Your task is to copy the listing exactly. Drop any pictures from the copy.
━━ Data in this exercise ━━
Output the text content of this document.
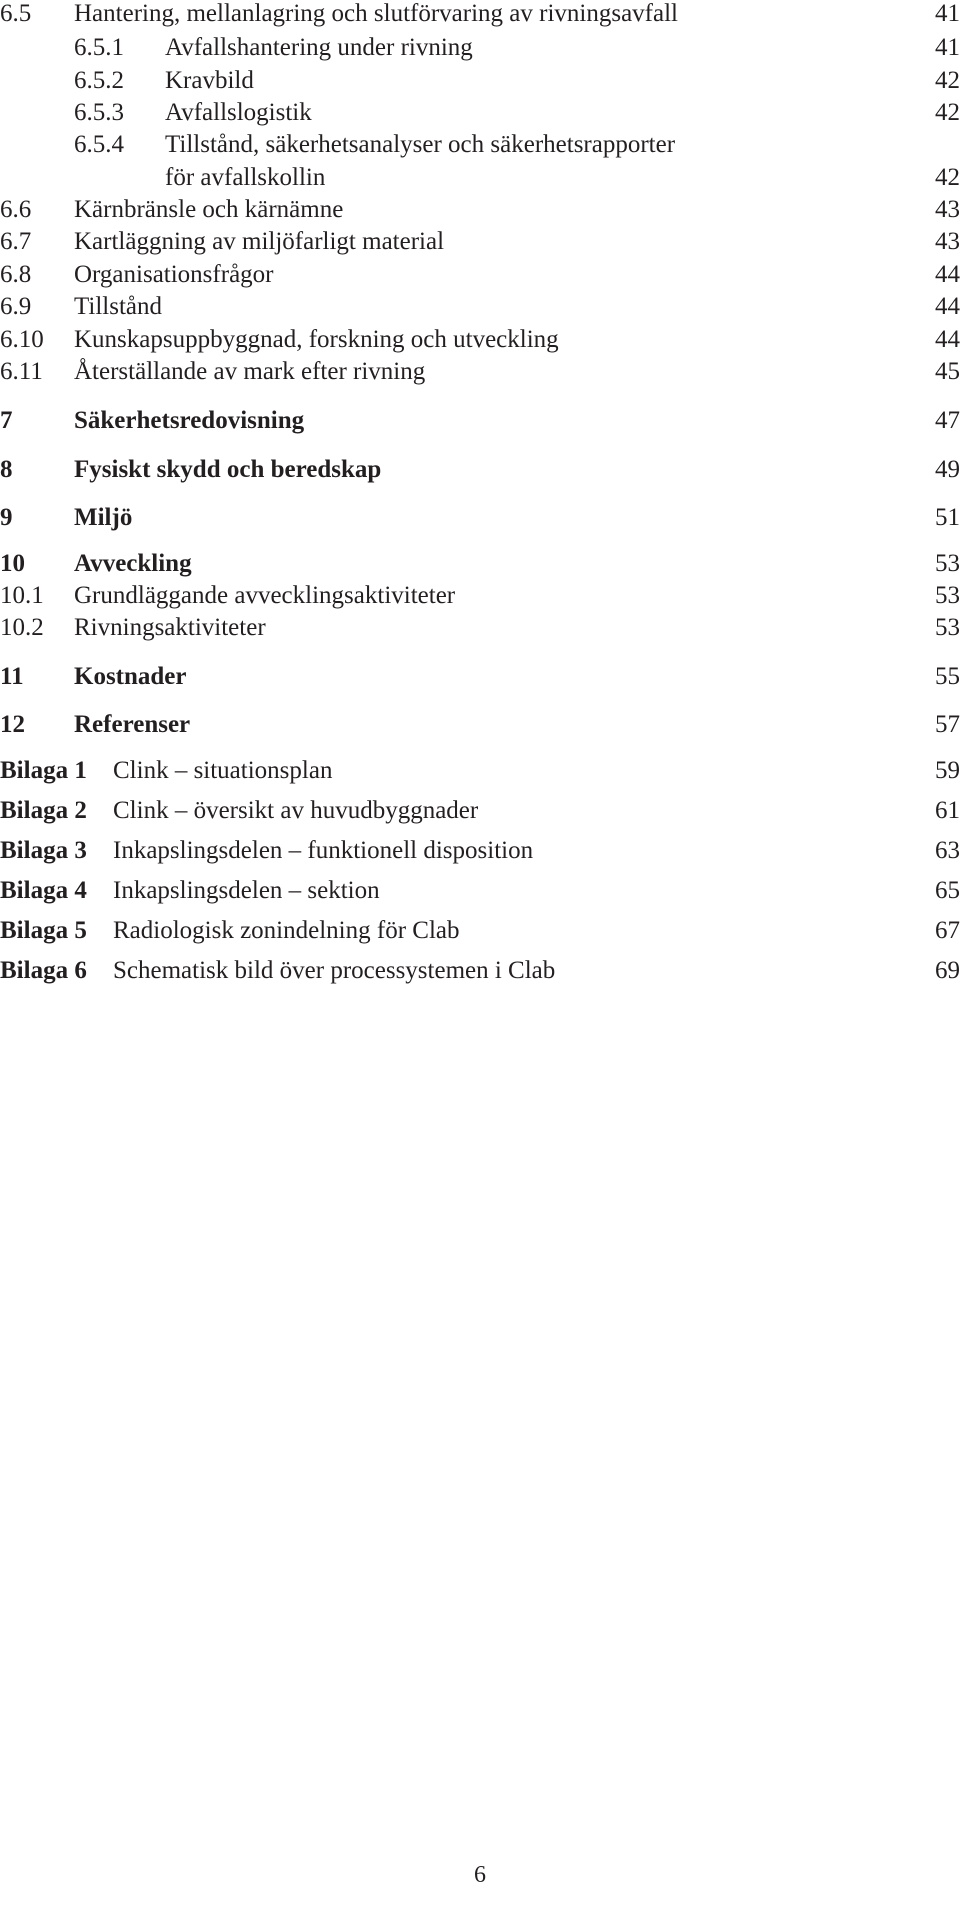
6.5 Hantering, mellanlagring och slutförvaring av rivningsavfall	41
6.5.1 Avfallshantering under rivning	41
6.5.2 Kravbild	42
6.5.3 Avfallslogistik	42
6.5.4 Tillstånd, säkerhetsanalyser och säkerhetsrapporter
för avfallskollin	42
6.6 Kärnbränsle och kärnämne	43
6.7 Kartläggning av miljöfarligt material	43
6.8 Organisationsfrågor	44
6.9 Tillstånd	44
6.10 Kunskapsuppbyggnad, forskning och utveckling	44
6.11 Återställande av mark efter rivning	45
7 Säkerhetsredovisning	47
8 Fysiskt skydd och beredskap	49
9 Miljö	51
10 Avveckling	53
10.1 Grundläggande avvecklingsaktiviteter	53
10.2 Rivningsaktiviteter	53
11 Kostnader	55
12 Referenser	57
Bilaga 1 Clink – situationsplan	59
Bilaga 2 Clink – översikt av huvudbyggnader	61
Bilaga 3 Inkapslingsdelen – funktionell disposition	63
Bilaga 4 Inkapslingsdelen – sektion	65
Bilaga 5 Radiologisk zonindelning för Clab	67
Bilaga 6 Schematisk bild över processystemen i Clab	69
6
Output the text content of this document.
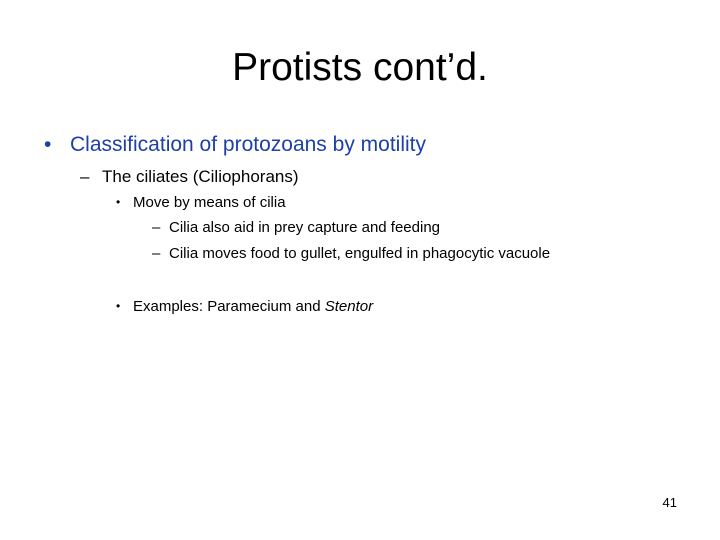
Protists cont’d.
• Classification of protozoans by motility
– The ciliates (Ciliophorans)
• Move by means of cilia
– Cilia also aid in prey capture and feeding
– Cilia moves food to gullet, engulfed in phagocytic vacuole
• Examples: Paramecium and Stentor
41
━━━
- Answer:
Output the text content of this document.
6.5 Hantering, mellanlagring och slutförvaring av rivningsavfall	41
6.5.1 Avfallshantering under rivning	41
6.5.2 Kravbild	42
6.5.3 Avfallslogistik	42
6.5.4 Tillstånd, säkerhetsanalyser och säkerhetsrapporter
för avfallskollin	42
6.6 Kärnbränsle och kärnämne	43
6.7 Kartläggning av miljöfarligt material	43
6.8 Organisationsfrågor	44
6.9 Tillstånd	44
6.10 Kunskapsuppbyggnad, forskning och utveckling	44
6.11 Återställande av mark efter rivning	45
7 Säkerhetsredovisning	47
8 Fysiskt skydd och beredskap	49
9 Miljö	51
10 Avveckling	53
10.1 Grundläggande avvecklingsaktiviteter	53
10.2 Rivningsaktiviteter	53
11 Kostnader	55
12 Referenser	57
Bilaga 1 Clink – situationsplan	59
Bilaga 2 Clink – översikt av huvudbyggnader	61
Bilaga 3 Inkapslingsdelen – funktionell disposition	63
Bilaga 4 Inkapslingsdelen – sektion	65
Bilaga 5 Radiologisk zonindelning för Clab	67
Bilaga 6 Schematisk bild över processystemen i Clab	69
6
Output the text content of this document.
Protists cont’d.
• Classification of protozoans by motility
– The ciliates (Ciliophorans)
• Move by means of cilia
– Cilia also aid in prey capture and feeding
– Cilia moves food to gullet, engulfed in phagocytic vacuole
• Examples: Paramecium and Stentor
41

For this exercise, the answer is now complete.